Data records.
****************************************

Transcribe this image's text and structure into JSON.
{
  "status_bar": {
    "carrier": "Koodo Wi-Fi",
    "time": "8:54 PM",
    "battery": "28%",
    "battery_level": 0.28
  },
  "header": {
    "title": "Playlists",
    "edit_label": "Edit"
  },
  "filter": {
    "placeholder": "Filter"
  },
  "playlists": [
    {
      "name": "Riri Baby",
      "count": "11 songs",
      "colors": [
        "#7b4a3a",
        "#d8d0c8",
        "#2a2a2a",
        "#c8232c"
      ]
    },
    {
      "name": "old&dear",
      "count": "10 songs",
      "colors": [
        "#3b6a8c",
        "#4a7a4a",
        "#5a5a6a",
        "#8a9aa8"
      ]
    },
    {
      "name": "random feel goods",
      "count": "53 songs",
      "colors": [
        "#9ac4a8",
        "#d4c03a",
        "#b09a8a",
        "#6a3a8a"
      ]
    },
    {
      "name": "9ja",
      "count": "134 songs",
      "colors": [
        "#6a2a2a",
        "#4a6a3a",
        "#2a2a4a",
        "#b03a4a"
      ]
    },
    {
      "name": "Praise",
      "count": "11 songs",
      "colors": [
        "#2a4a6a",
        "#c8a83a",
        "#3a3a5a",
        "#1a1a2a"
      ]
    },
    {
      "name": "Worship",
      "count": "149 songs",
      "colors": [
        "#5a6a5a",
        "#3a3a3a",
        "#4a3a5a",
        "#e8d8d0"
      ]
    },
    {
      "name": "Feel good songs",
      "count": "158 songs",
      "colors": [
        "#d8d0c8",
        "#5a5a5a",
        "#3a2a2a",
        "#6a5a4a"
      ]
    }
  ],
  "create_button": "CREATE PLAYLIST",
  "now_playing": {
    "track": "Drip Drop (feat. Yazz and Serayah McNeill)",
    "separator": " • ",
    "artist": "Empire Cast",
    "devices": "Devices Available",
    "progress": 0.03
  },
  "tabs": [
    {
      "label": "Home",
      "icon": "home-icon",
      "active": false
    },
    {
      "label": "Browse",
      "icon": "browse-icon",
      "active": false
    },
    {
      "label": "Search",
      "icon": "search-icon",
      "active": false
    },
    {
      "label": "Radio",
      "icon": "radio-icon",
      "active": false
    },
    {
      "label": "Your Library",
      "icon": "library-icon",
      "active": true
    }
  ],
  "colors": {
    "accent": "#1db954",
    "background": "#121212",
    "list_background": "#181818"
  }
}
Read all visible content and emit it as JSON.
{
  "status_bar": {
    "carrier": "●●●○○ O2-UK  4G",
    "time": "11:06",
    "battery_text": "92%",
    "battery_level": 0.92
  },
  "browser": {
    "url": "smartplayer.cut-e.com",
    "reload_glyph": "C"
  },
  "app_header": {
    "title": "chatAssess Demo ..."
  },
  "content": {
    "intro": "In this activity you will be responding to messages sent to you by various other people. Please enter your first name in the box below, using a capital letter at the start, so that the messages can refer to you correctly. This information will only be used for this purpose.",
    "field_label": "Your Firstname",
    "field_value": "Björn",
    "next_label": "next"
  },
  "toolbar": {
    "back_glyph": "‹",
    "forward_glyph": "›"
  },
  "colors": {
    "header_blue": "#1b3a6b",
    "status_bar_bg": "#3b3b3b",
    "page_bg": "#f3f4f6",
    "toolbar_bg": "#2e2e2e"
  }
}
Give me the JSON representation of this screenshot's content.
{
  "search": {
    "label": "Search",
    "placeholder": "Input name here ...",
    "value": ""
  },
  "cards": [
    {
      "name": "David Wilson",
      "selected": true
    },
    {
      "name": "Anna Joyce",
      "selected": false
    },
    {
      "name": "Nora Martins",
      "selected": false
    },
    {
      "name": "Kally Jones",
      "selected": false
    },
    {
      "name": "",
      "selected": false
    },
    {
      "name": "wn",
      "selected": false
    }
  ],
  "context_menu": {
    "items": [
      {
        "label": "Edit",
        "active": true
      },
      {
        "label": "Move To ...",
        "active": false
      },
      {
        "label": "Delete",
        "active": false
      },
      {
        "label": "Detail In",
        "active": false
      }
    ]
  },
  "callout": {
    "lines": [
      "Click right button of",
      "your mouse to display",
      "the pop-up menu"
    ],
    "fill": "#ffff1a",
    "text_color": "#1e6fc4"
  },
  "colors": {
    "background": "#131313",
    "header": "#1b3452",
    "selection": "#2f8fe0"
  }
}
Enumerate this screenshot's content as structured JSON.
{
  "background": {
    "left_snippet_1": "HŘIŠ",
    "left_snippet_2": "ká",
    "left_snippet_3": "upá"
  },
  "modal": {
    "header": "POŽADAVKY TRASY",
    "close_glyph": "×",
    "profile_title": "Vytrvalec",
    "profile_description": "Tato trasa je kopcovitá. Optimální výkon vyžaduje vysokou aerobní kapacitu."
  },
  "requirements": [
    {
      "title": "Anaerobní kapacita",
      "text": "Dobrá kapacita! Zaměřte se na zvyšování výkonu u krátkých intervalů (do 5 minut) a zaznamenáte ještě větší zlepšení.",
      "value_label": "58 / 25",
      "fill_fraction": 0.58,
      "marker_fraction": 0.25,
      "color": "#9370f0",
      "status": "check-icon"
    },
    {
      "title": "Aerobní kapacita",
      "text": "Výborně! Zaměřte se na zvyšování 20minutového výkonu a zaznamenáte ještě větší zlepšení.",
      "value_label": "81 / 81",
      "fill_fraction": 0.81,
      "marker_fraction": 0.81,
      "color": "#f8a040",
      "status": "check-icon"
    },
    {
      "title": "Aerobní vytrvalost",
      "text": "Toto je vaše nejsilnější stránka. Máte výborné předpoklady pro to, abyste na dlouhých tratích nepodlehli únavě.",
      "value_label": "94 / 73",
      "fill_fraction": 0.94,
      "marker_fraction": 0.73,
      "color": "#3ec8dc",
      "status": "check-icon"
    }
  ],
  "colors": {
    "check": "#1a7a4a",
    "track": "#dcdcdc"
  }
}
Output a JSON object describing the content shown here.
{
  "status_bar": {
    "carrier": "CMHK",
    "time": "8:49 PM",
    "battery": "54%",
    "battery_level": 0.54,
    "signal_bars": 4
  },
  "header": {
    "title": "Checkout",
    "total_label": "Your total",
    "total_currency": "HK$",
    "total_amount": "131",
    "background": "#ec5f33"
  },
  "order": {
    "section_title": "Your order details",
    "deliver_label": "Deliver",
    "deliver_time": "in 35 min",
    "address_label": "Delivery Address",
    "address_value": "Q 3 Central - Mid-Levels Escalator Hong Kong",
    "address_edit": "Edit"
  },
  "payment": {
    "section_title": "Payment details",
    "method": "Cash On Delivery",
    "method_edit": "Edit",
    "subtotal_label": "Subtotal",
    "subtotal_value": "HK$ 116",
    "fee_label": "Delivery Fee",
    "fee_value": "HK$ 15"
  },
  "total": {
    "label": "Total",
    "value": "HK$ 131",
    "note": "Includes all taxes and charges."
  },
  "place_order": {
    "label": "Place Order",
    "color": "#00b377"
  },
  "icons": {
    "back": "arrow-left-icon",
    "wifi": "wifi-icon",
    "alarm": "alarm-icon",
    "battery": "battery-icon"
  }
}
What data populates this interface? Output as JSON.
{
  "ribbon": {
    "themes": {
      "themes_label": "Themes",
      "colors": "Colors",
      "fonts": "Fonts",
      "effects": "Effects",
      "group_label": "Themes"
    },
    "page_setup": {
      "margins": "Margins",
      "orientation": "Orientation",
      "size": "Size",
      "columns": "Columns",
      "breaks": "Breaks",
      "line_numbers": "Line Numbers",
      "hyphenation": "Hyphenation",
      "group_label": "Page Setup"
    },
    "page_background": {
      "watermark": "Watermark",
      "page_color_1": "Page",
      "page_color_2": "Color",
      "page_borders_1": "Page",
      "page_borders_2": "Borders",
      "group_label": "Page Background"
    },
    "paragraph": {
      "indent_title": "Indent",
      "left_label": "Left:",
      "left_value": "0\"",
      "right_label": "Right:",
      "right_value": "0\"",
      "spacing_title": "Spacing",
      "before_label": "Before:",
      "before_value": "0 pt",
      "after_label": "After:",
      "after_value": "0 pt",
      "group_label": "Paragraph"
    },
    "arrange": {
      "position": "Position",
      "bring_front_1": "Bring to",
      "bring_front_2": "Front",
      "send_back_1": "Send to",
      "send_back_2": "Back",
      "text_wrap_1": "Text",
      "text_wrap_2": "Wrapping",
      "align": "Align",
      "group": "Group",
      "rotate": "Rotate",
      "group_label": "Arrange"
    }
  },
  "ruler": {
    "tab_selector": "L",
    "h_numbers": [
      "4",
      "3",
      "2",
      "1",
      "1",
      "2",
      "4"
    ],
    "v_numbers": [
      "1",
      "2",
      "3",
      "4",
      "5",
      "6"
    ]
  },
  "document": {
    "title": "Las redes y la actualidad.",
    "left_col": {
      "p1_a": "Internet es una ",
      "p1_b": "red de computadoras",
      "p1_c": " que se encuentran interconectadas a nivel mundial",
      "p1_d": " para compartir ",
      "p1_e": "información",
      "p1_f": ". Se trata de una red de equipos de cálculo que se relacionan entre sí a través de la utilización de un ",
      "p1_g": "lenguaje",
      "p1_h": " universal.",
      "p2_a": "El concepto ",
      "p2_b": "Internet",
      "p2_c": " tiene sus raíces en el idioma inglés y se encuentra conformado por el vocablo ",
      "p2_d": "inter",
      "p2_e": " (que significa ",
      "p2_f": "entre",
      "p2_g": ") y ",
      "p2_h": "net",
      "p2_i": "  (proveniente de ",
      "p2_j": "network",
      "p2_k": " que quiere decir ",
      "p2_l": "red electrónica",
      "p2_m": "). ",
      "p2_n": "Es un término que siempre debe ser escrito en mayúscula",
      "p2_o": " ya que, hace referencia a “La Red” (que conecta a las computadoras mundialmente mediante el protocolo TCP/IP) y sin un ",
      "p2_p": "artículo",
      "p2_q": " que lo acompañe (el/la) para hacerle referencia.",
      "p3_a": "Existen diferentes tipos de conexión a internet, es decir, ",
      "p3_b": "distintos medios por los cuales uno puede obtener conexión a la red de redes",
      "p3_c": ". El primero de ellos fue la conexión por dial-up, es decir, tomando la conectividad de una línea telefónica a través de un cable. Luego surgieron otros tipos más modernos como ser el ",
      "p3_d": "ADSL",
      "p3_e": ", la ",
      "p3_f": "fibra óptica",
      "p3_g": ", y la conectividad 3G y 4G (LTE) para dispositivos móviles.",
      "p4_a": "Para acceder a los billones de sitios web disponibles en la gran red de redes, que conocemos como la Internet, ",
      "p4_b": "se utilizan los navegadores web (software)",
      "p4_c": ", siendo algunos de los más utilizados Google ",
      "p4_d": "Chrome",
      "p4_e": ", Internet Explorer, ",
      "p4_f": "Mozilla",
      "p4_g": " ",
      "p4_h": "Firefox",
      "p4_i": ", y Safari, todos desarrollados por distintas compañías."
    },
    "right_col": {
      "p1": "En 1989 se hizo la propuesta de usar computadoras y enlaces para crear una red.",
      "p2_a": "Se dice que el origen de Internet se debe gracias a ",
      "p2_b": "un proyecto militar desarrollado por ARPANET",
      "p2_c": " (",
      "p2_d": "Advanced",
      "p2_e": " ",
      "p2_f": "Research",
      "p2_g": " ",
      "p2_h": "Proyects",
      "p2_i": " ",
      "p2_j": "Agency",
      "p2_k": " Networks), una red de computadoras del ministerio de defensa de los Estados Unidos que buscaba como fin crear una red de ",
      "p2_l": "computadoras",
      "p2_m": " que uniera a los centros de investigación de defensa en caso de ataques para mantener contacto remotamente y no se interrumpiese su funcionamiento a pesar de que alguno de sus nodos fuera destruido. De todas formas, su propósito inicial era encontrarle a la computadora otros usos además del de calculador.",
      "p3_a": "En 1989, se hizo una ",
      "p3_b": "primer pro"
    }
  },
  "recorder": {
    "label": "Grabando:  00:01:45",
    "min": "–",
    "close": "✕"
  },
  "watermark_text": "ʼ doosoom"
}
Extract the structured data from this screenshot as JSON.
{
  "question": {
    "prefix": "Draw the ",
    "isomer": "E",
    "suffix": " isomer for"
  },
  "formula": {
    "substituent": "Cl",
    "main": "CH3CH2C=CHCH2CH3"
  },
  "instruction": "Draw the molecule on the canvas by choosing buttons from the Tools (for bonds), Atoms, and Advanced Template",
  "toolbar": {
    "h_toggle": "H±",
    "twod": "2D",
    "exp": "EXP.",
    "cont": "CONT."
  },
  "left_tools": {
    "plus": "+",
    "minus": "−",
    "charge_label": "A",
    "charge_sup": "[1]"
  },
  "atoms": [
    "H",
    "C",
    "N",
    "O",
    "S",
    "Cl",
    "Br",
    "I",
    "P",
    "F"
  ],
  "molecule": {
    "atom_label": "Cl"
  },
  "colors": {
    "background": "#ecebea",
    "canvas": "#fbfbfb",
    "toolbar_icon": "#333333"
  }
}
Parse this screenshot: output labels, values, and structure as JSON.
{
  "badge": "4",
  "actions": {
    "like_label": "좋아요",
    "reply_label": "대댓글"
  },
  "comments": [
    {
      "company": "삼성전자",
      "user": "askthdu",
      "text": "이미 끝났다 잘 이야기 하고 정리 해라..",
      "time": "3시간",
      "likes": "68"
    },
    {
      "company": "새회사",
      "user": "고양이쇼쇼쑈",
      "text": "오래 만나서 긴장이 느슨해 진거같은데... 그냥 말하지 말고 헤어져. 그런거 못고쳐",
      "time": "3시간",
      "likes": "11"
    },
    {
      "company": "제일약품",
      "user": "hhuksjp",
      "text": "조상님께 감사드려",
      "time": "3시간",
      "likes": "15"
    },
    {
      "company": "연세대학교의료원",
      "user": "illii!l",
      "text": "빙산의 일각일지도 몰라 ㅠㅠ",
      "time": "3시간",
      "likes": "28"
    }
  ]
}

****************************************

EXERCISE BRIEF.
Search the entries for the word "screenshot", then gather every line that has it.

RESPONSE TO THIS EXERCISE.
Give me the JSON representation of this screenshot's content.
Enumerate this screenshot's content as structured JSON.
Extract the structured data from this screenshot as JSON.
Parse this screenshot: output labels, values, and structure as JSON.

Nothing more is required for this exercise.